WHAT THE TASK REQUIRES: Using the records provided below, locate and copy each line that contains the word "spont".

◇ ◇ ◇ ◇

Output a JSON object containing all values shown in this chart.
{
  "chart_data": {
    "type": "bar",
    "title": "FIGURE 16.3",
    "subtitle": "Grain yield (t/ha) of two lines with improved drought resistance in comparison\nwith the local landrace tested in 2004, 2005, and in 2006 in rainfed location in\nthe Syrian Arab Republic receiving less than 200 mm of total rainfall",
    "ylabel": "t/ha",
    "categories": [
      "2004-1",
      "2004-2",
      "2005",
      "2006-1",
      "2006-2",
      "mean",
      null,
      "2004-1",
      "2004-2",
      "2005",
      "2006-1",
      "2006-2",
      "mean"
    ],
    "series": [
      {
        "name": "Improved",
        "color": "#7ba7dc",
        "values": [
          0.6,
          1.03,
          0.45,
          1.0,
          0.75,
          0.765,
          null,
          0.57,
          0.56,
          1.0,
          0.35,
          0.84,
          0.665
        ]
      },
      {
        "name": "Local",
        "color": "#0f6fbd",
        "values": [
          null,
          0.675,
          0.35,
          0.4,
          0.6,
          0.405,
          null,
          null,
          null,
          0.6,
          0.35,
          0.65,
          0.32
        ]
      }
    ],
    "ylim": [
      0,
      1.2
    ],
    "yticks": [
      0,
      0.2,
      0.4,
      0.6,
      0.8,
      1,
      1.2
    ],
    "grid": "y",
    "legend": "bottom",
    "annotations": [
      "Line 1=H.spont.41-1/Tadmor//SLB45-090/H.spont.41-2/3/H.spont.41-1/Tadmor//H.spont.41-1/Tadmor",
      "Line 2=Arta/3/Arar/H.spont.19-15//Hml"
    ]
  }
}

◇ ◇ ◇ ◇

TASK SOLUTION:
      "Line 1=H.spont.41-1/Tadmor//SLB45-090/H.spont.41-2/3/H.spont.41-1/Tadmor//H.spont.41-1/Tadmor",
      "Line 2=Arta/3/Arar/H.spont.19-15//Hml"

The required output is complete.